Important note: We are noticing that there have been a lack of informative titles on the plots turned in for Computer Assignments. This is partly our fault, since not all plots given as examples have had titles. For the remainder of class we hope to improve on this, just as we hope to instill in each of you the habit of INFORMATIVE titles. Please try and make your plots as informative as possible moving forward. This is a valuable skill.
We will now use the low-dimensional projection to help us guess about the disputed authorship. The function predict() will take information from a previous PCA and project new data onto the PC dimensions. Use the following code to find the projections for the disputed and collaborative essays.
fed.disp = fed[auths == "DIS", -c(1,2)]
fed.collab = fed[auths == "COL", -c(1,2)]
disp.pred = predict(pc.fed, fed.disp)
collab.pred = predict(pc.fed, fed.collab)
Make sure you label the axes and plot appropriately.

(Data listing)

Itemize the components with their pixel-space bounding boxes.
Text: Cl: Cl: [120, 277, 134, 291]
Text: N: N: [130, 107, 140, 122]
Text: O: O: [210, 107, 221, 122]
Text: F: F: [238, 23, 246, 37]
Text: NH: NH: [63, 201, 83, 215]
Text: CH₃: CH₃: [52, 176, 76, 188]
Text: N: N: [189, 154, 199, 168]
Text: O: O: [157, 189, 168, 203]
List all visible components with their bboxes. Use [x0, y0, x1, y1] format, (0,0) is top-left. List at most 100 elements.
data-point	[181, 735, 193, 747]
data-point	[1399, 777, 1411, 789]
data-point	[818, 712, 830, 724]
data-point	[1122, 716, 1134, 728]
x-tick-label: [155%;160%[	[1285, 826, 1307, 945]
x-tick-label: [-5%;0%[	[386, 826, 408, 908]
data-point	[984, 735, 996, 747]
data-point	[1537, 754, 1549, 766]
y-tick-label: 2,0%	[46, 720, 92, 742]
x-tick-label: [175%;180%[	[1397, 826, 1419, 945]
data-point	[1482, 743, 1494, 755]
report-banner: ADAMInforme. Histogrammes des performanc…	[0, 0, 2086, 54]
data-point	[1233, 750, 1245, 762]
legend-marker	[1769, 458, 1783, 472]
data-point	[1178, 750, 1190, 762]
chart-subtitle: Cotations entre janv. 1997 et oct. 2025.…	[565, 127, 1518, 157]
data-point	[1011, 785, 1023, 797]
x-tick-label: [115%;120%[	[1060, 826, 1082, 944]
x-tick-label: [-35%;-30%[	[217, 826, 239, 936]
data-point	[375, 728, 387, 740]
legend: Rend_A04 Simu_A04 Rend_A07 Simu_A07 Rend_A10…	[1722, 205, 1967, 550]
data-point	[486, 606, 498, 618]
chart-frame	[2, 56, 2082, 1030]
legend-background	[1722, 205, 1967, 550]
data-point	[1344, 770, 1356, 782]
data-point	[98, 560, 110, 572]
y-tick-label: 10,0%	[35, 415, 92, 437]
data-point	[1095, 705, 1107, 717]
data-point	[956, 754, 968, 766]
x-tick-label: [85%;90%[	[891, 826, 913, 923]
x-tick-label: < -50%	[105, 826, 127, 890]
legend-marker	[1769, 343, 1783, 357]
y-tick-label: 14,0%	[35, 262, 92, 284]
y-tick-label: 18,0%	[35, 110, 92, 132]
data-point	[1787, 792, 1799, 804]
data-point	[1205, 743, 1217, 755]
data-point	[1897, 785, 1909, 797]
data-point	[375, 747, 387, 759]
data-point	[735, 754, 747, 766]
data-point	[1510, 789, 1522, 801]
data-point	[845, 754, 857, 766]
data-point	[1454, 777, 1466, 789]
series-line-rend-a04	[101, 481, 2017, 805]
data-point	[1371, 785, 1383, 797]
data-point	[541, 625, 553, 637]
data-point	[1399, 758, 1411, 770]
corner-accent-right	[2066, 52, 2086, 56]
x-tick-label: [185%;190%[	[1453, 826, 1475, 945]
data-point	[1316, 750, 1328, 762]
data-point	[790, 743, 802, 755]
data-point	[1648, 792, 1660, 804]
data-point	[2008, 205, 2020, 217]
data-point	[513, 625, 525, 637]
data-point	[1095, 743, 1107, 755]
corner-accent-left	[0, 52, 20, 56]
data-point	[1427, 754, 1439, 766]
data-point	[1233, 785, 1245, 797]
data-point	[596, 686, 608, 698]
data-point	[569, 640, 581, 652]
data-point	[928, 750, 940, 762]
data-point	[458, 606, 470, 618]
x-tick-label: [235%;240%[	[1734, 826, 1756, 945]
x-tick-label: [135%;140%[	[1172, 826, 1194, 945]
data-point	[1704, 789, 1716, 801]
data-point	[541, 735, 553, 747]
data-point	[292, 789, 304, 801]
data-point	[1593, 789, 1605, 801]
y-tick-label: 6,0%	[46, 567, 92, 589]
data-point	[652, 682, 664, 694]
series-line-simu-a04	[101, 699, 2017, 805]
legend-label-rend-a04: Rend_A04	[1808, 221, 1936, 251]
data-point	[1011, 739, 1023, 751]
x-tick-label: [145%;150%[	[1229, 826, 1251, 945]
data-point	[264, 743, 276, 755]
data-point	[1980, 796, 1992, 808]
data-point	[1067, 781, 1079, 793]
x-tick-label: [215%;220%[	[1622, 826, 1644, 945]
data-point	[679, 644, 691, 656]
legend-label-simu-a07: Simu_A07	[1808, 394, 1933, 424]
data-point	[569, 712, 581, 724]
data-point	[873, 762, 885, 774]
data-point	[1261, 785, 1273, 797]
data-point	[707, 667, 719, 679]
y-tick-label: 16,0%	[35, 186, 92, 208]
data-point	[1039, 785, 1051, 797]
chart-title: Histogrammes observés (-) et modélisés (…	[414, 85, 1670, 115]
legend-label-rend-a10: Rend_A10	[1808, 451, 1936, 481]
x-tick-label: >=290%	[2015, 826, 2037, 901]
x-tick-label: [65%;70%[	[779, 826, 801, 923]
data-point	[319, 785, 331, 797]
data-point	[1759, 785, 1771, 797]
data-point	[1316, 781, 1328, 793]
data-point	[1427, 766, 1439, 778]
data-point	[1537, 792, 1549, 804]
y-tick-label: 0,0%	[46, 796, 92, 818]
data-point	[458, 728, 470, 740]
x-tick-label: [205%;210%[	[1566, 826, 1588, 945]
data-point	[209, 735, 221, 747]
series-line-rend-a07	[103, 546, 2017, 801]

What is asked:
a. Using the assignment text, answer these:
(i) What does the function predict() do?
(ii) Which value of auths selects the collaborative essays?
(iii) What problem does the important note report?
b. According to the assignment text, why is the missing-titles problem partly the instructors' own fault?
c. Extend the assignment text on projecting the disputed and collaborative essays, picking up after its last sentence.
You won't need the records for any of this.

Outputs in order:
a.
(i) It takes information from a previous PCA and projects new data onto the PC dimensions.
(ii) "COL"
(iii) A lack of informative titles on the plots turned in for Computer Assignments.

b. Not all of the plots they gave as examples have had titles.

c.
CODE FOR PLOTTING THE KNOWN DATA HERE
# To add the collaborative papers
## NOTE: Make sure to run the 'plot' and 'legend' commands simultaneously. It will NOT WORK
## if you do it line by line.
all.classifiers = as.factor(c(as.character(auths.known), rep("COL", times =nrow(collab.pred))))
plot(rbind(pc.fed$x[,1:2], collab.pred[,1:2]), col = all.classifiers, main = "Plot of First Two PCs; Colored by Author with Collabs")
legend(-10, 5,legend = c("AH", "COL", "JJ", "JM"), col = as.character(1:4), pch=rep(1, times = 4))
Based on this plot, who do you think did the primary work on the collaborations?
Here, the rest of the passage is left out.